__Given request__: Emit the data below verbatim, stripping out any pictures.

=== Records provided ===

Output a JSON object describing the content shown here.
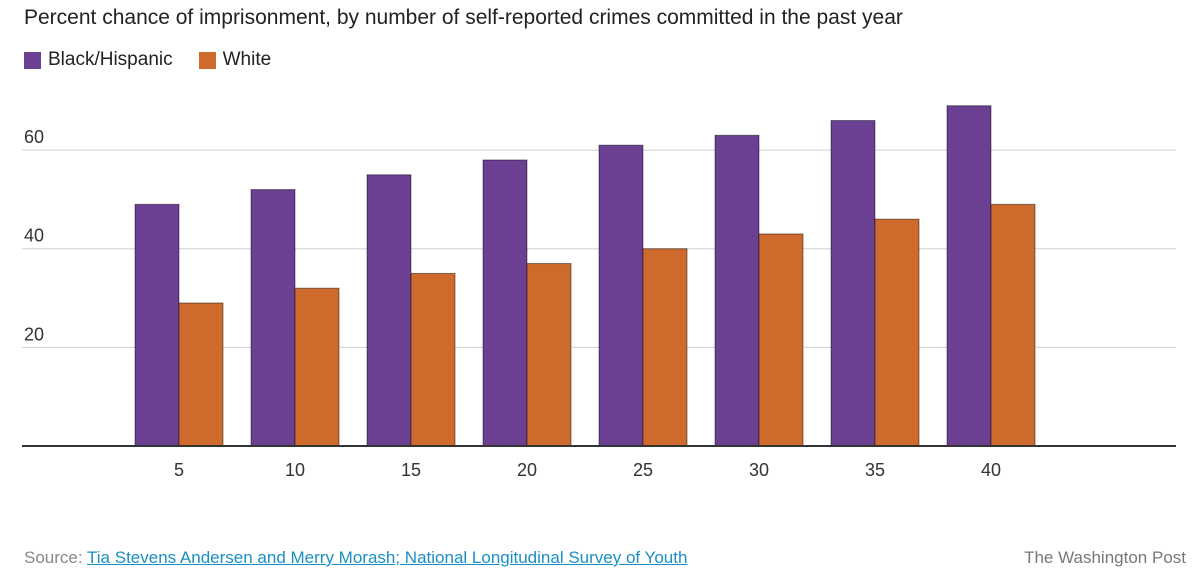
{
  "colors": {
    "black_hispanic": "#6b3f92",
    "white": "#cd6a2c",
    "grid": "#cfcfcf",
    "axis": "#333333"
  },
  "chart_data": {
    "type": "bar",
    "title": "Percent chance of imprisonment, by number of self-reported crimes committed in the past year",
    "categories": [
      "5",
      "10",
      "15",
      "20",
      "25",
      "30",
      "35",
      "40"
    ],
    "series": [
      {
        "name": "Black/Hispanic",
        "values": [
          49,
          52,
          55,
          58,
          61,
          63,
          66,
          69
        ]
      },
      {
        "name": "White",
        "values": [
          29,
          32,
          35,
          37,
          40,
          43,
          46,
          49
        ]
      }
    ],
    "yticks": [
      "20",
      "40",
      "60"
    ],
    "ylim": [
      0,
      73
    ],
    "xlabel": "",
    "ylabel": "",
    "grid": true,
    "legend": "top-left"
  },
  "footer": {
    "source_label": "Source:",
    "source_text": "Tia Stevens Andersen and Merry Morash; National Longitudinal Survey of Youth",
    "credit": "The Washington Post"
  }
}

===

__Problem solution__:
Output a JSON object describing the content shown here.
{
  "colors": {
    "black_hispanic": "#6b3f92",
    "white": "#cd6a2c",
    "grid": "#cfcfcf",
    "axis": "#333333"
  },
  "chart_data": {
    "type": "bar",
    "title": "Percent chance of imprisonment, by number of self-reported crimes committed in the past year",
    "categories": [
      "5",
      "10",
      "15",
      "20",
      "25",
      "30",
      "35",
      "40"
    ],
    "series": [
      {
        "name": "Black/Hispanic",
        "values": [
          49,
          52,
          55,
          58,
          61,
          63,
          66,
          69
        ]
      },
      {
        "name": "White",
        "values": [
          29,
          32,
          35,
          37,
          40,
          43,
          46,
          49
        ]
      }
    ],
    "yticks": [
      "20",
      "40",
      "60"
    ],
    "ylim": [
      0,
      73
    ],
    "xlabel": "",
    "ylabel": "",
    "grid": true,
    "legend": "top-left"
  },
  "footer": {
    "source_label": "Source:",
    "source_text": "Tia Stevens Andersen and Merry Morash; National Longitudinal Survey of Youth",
    "credit": "The Washington Post"
  }
}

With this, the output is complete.